▸ SELECTED PASSAGE:
────────────────────────────────────────
Silvânia is a municipality in southcentral Goiás state, Brazil.

==History==
Around 1774, it was discovered gold in the region. There was an influx of gold miners; with them, it was brought a statue of Nosso Senhor of Bonfim. It gave name for the small village that was created, Bonfim. It became a municipality in 1857. It was renamed to Silvânia in 1943, in a homage to a local Silva family .

Vianópolis, Leopoldo de Bulhões, São Miguel do Passa Quatro and Gameleira de Goiás were dismembered from Silvânia.

==Location and highway connections==
Silvânia is located 77 kilometers from the state capital of Goiânia, 180 km. from the national capital of Brasília, and 65 from the second most important city of the state, Anápolis.
The highways that link it with other cities are: GO-330, GO-010, GO-139 and GO-437.

Connections starting in Goiânia are made by BR-457 / GO-010 / Bonfinópolis / Leopoldo de Bulhões / GO-437 / GO-139. See Sepin for all the distances.
────────────────────────────────────────
[Dataset excerpts]
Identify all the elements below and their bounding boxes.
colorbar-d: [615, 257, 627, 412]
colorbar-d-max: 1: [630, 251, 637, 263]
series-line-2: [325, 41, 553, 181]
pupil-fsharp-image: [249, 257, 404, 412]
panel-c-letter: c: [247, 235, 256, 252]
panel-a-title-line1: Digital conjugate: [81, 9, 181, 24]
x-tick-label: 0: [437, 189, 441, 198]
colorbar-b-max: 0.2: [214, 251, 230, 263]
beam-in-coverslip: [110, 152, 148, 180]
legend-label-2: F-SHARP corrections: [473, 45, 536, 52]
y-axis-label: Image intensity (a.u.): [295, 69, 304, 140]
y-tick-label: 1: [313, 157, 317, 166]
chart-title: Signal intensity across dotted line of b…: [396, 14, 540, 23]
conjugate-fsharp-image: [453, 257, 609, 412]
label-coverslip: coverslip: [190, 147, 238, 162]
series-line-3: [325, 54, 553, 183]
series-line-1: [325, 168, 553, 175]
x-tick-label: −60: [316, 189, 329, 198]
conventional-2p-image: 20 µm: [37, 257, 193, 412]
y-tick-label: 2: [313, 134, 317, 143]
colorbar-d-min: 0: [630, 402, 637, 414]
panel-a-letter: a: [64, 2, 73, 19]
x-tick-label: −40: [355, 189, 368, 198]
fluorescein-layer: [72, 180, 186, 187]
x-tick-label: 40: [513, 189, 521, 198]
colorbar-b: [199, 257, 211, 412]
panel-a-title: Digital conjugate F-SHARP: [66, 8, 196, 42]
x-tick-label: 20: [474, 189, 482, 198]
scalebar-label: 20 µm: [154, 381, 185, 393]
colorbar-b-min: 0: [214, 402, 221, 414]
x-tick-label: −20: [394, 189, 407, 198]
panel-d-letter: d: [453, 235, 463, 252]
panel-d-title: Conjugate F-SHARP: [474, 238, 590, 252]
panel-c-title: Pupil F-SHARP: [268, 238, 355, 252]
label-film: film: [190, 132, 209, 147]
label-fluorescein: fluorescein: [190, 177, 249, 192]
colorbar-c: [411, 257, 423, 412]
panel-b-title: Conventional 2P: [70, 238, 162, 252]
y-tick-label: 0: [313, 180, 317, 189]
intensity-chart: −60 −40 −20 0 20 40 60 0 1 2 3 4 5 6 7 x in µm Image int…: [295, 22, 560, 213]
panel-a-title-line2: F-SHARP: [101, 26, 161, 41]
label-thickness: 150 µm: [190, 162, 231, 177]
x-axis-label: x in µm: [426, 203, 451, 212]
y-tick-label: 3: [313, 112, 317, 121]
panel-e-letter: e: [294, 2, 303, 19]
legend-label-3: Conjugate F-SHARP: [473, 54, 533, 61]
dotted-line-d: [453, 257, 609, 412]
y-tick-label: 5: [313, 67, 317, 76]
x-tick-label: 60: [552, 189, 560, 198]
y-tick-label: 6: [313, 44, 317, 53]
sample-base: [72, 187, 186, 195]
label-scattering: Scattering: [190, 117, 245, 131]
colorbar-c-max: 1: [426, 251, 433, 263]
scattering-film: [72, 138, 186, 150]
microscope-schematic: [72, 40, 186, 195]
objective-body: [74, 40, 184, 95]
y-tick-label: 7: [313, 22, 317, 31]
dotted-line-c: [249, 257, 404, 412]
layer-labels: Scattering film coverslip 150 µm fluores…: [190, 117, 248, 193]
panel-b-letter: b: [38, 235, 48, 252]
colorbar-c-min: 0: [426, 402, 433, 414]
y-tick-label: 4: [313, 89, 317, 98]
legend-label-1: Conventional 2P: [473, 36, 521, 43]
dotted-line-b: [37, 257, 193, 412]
────────────────────────────────────────
▸ TO DO:
Answer these questions using the Silvânia passage above:
(a) In what year did Silvânia become a municipality?
(b) How far is Silvânia from the state capital of Goiânia?
(c) Which highways link Silvânia with other cities?

▸ FINISHED EXERCISE:
(a) 1857
(b) 77 kilometers
(c) GO-330, GO-010, GO-139 and GO-437